==== DATASET EXCERPTS

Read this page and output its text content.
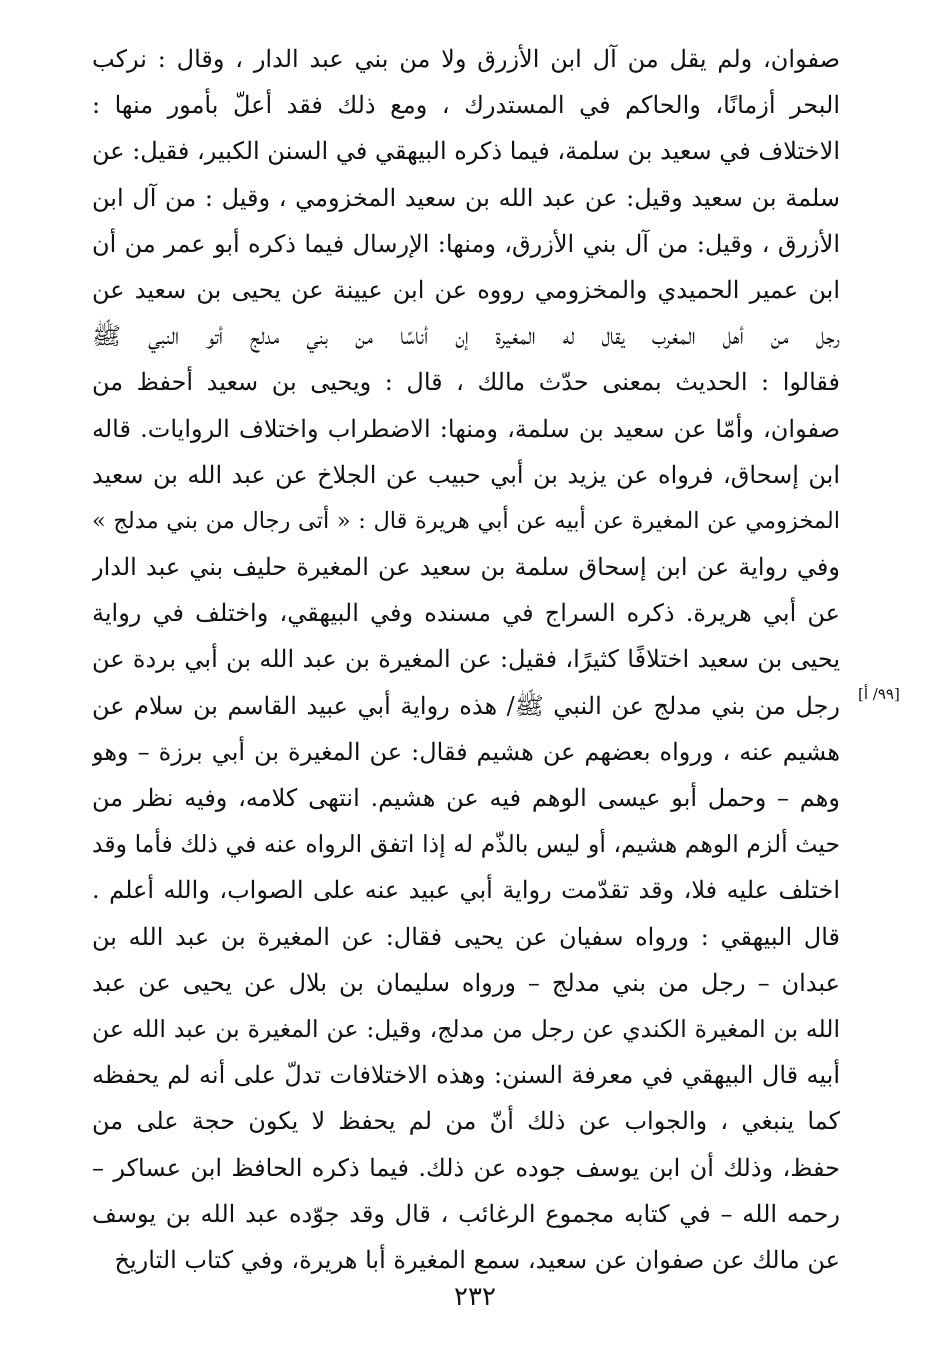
صفوان، ولم يقل من آل ابن الأزرق ولا من بني عبد الدار ، وقال : نركب
البحر أزمانًا، والحاكم في المستدرك ، ومع ذلك فقد أعلّ بأمور منها :
الاختلاف في سعيد بن سلمة، فيما ذكره البيهقي في السنن الكبير، فقيل: عن
سلمة بن سعيد وقيل: عن عبد الله بن سعيد المخزومي ، وقيل : من آل ابن
الأزرق ، وقيل: من آل بني الأزرق، ومنها: الإرسال فيما ذكره أبو عمر من أن
ابن عمير الحميدي والمخزومي رووه عن ابن عيينة عن يحيى بن سعيد عن
رجل من أهل المغرب يقال له المغيرة إن أناسًا من بني مدلج أتو النبي ﷺ
فقالوا : الحديث بمعنى حدّث مالك ، قال : ويحيى بن سعيد أحفظ من
صفوان، وأمّا عن سعيد بن سلمة، ومنها: الاضطراب واختلاف الروايات. قاله
ابن إسحاق، فرواه عن يزيد بن أبي حبيب عن الجلاخ عن عبد الله بن سعيد
المخزومي عن المغيرة عن أبيه عن أبي هريرة قال : « أتى رجال من بني مدلج »
وفي رواية عن ابن إسحاق سلمة بن سعيد عن المغيرة حليف بني عبد الدار
عن أبي هريرة. ذكره السراج في مسنده وفي البيهقي، واختلف في رواية
يحيى بن سعيد اختلافًا كثيرًا، فقيل: عن المغيرة بن عبد الله بن أبي بردة عن
رجل من بني مدلج عن النبي ﷺ/ هذه رواية أبي عبيد القاسم بن سلام عن
هشيم عنه ، ورواه بعضهم عن هشيم فقال: عن المغيرة بن أبي برزة – وهو
وهم – وحمل أبو عيسى الوهم فيه عن هشيم. انتهى كلامه، وفيه نظر من
حيث ألزم الوهم هشيم، أو ليس بالذّم له إذا اتفق الرواه عنه في ذلك فأما وقد
اختلف عليه فلا، وقد تقدّمت رواية أبي عبيد عنه على الصواب، والله أعلم .
قال البيهقي : ورواه سفيان عن يحيى فقال: عن المغيرة بن عبد الله بن
عبدان – رجل من بني مدلج – ورواه سليمان بن بلال عن يحيى عن عبد
الله بن المغيرة الكندي عن رجل من مدلج، وقيل: عن المغيرة بن عبد الله عن
أبيه قال البيهقي في معرفة السنن: وهذه الاختلافات تدلّ على أنه لم يحفظه
كما ينبغي ، والجواب عن ذلك أنّ من لم يحفظ لا يكون حجة على من
حفظ، وذلك أن ابن يوسف جوده عن ذلك. فيما ذكره الحافظ ابن عساكر –
رحمه الله – في كتابه مجموع الرغائب ، قال وقد جوّده عبد الله بن يوسف
عن مالك عن صفوان عن سعيد، سمع المغيرة أبا هريرة، وفي كتاب التاريخ
[٩٩/ أ]
٢٣٢
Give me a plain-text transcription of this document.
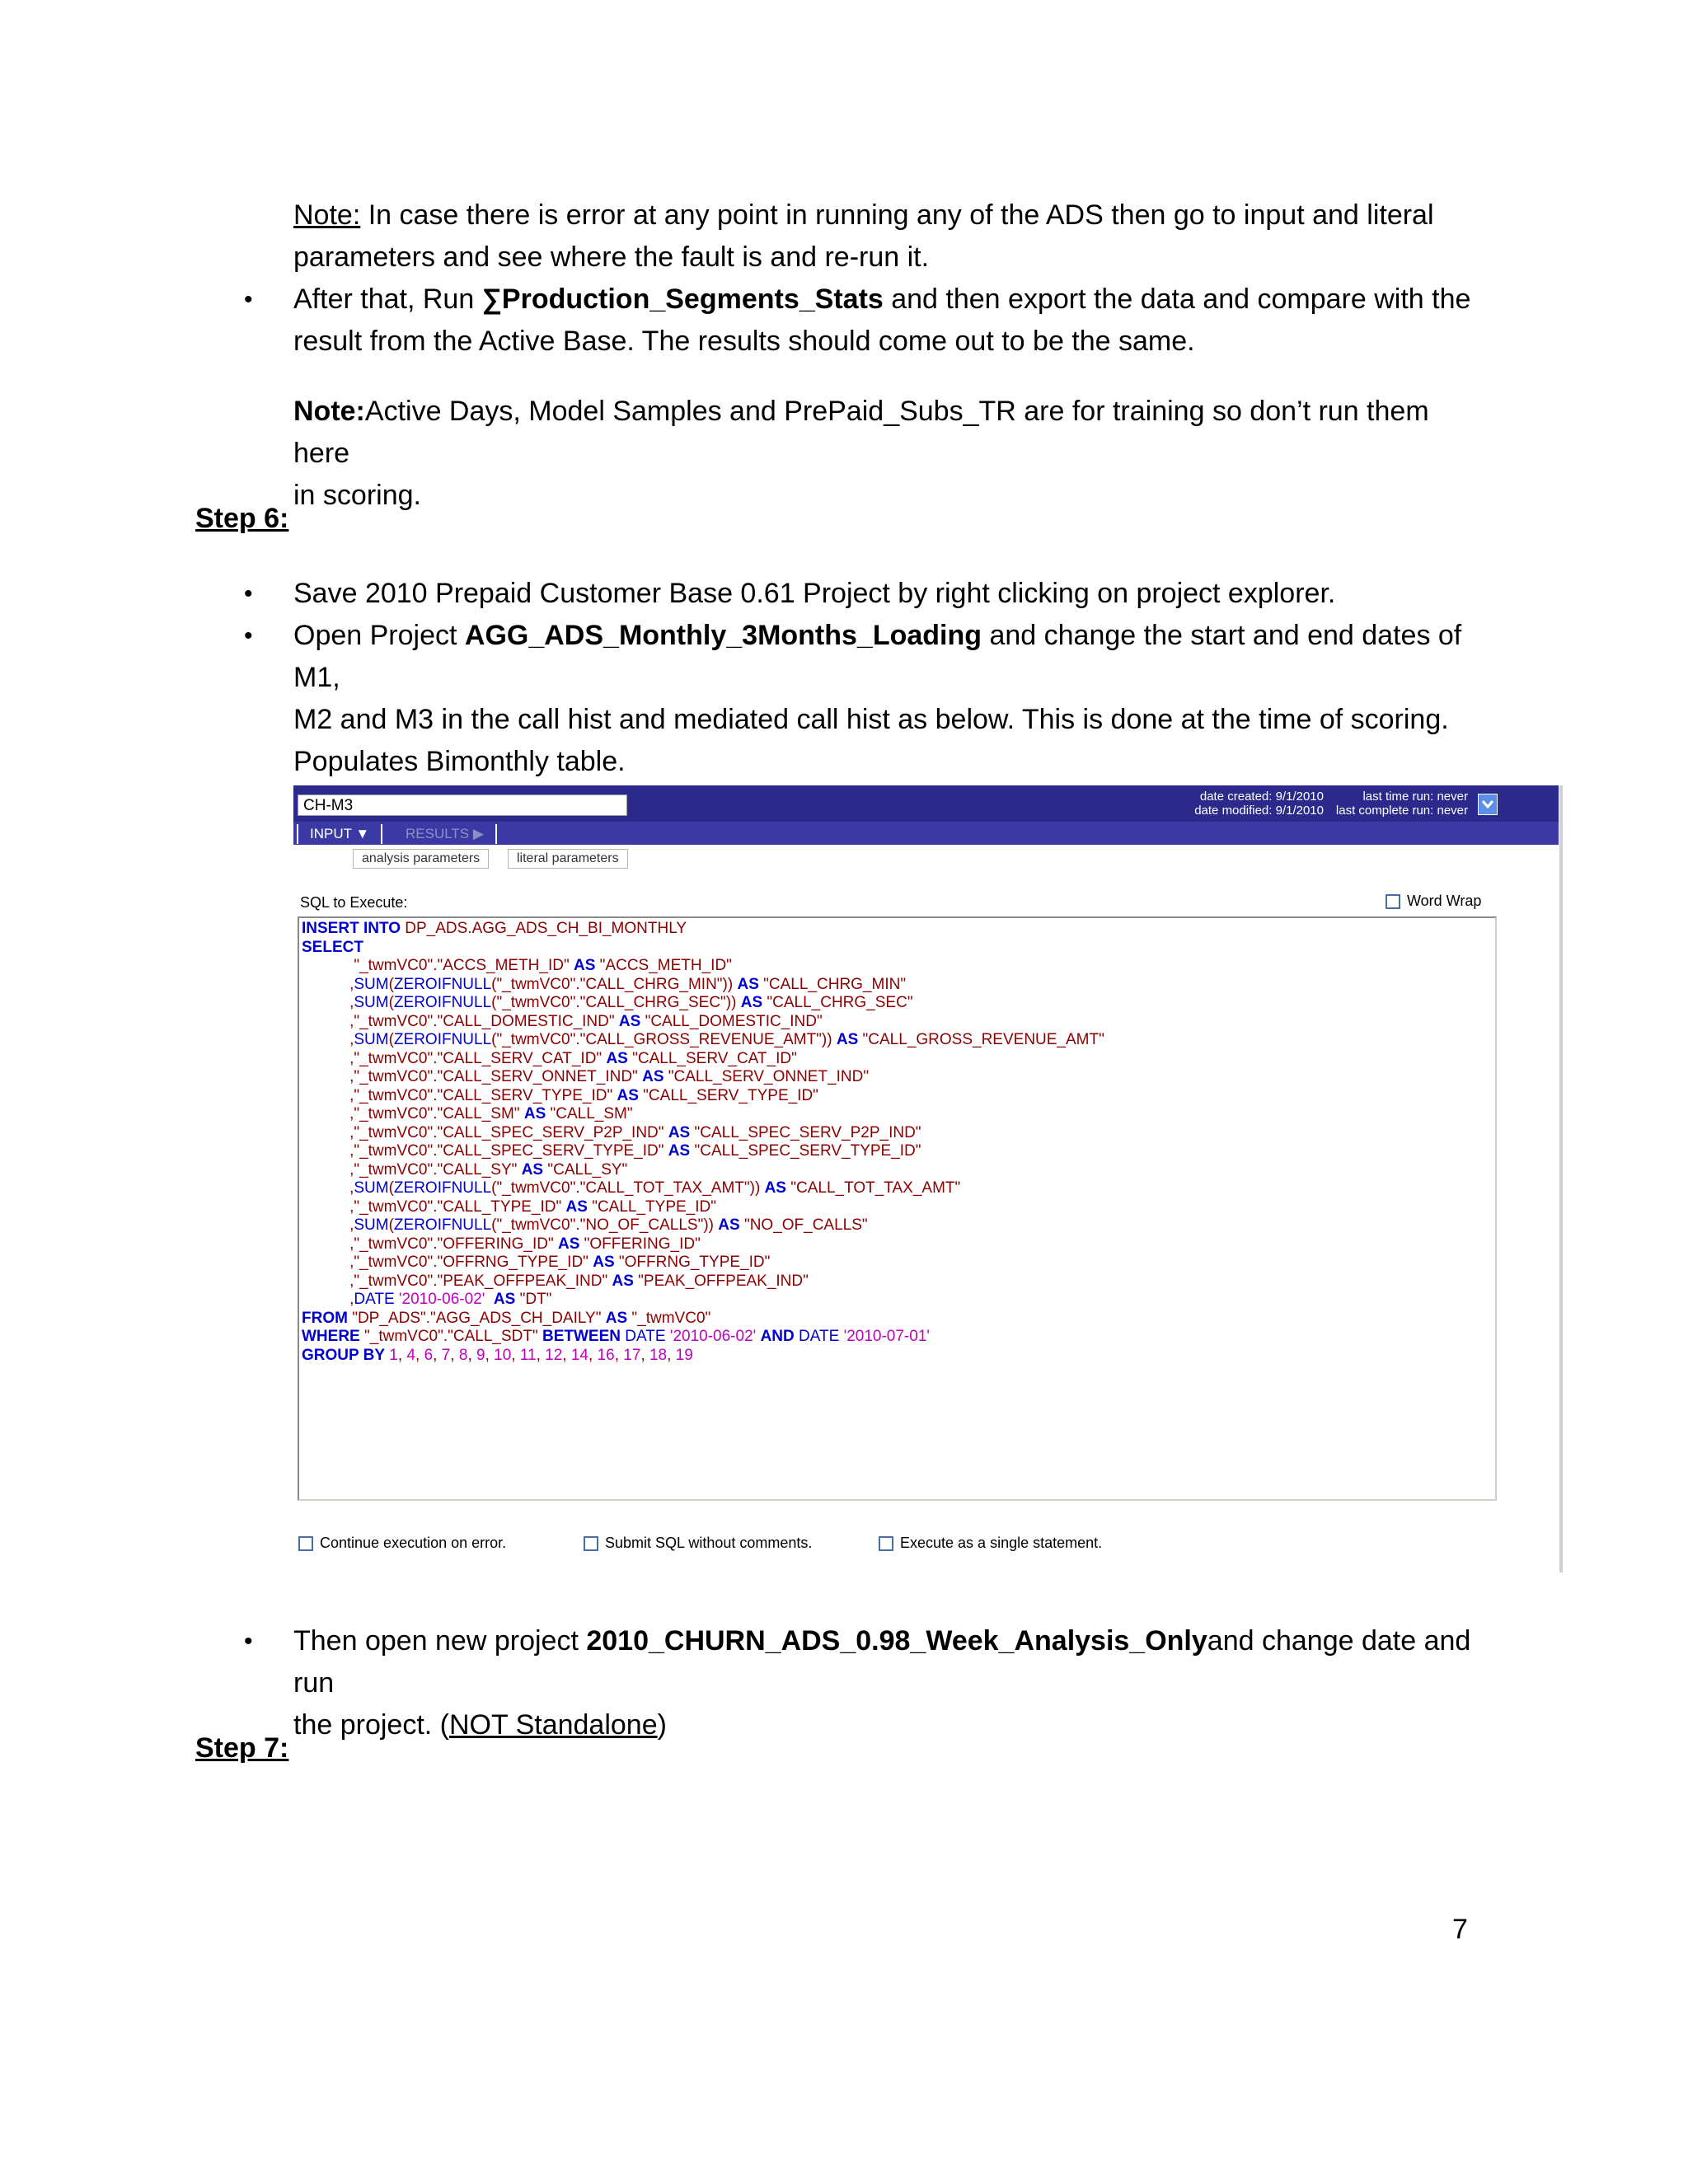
Note: In case there is error at any point in running any of the ADS then go to input and literal
parameters and see where the fault is and re-run it.
• After that, Run ∑Production_Segments_Stats and then export the data and compare with the
result from the Active Base. The results should come out to be the same.
Note:Active Days, Model Samples and PrePaid_Subs_TR are for training so don’t run them here
in scoring.
Step 6:
• Save 2010 Prepaid Customer Base 0.61 Project by right clicking on project explorer.
• Open Project AGG_ADS_Monthly_3Months_Loading and change the start and end dates of M1,
M2 and M3 in the call hist and mediated call hist as below. This is done at the time of scoring.
Populates Bimonthly table.
CH-M3
date created: 9/1/2010
date modified: 9/1/2010
last time run: never
last complete run: never
INPUT ▼	RESULTS ▶
analysis parameters	literal parameters
SQL to Execute:	Word Wrap
INSERT INTO DP_ADS.AGG_ADS_CH_BI_MONTHLY
SELECT
"_twmVC0"."ACCS_METH_ID" AS "ACCS_METH_ID"
,SUM(ZEROIFNULL("_twmVC0"."CALL_CHRG_MIN")) AS "CALL_CHRG_MIN"
,SUM(ZEROIFNULL("_twmVC0"."CALL_CHRG_SEC")) AS "CALL_CHRG_SEC"
,"_twmVC0"."CALL_DOMESTIC_IND" AS "CALL_DOMESTIC_IND"
,SUM(ZEROIFNULL("_twmVC0"."CALL_GROSS_REVENUE_AMT")) AS "CALL_GROSS_REVENUE_AMT"
,"_twmVC0"."CALL_SERV_CAT_ID" AS "CALL_SERV_CAT_ID"
,"_twmVC0"."CALL_SERV_ONNET_IND" AS "CALL_SERV_ONNET_IND"
,"_twmVC0"."CALL_SERV_TYPE_ID" AS "CALL_SERV_TYPE_ID"
,"_twmVC0"."CALL_SM" AS "CALL_SM"
,"_twmVC0"."CALL_SPEC_SERV_P2P_IND" AS "CALL_SPEC_SERV_P2P_IND"
,"_twmVC0"."CALL_SPEC_SERV_TYPE_ID" AS "CALL_SPEC_SERV_TYPE_ID"
,"_twmVC0"."CALL_SY" AS "CALL_SY"
,SUM(ZEROIFNULL("_twmVC0"."CALL_TOT_TAX_AMT")) AS "CALL_TOT_TAX_AMT"
,"_twmVC0"."CALL_TYPE_ID" AS "CALL_TYPE_ID"
,SUM(ZEROIFNULL("_twmVC0"."NO_OF_CALLS")) AS "NO_OF_CALLS"
,"_twmVC0"."OFFERING_ID" AS "OFFERING_ID"
,"_twmVC0"."OFFRNG_TYPE_ID" AS "OFFRNG_TYPE_ID"
,"_twmVC0"."PEAK_OFFPEAK_IND" AS "PEAK_OFFPEAK_IND"
,DATE '2010-06-02' AS "DT"
FROM "DP_ADS"."AGG_ADS_CH_DAILY" AS "_twmVC0"
WHERE "_twmVC0"."CALL_SDT" BETWEEN DATE '2010-06-02' AND DATE '2010-07-01'
GROUP BY 1, 4, 6, 7, 8, 9, 10, 11, 12, 14, 16, 17, 18, 19
Continue execution on error.	Submit SQL without comments.	Execute as a single statement.
• Then open new project 2010_CHURN_ADS_0.98_Week_Analysis_Onlyand change date and run
the project. (NOT Standalone)
Step 7:
7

========

# THE EXERCISE
Copy each line of the entries that includes the word "last".

# IN RESPONSE
last time run: never
last complete run: never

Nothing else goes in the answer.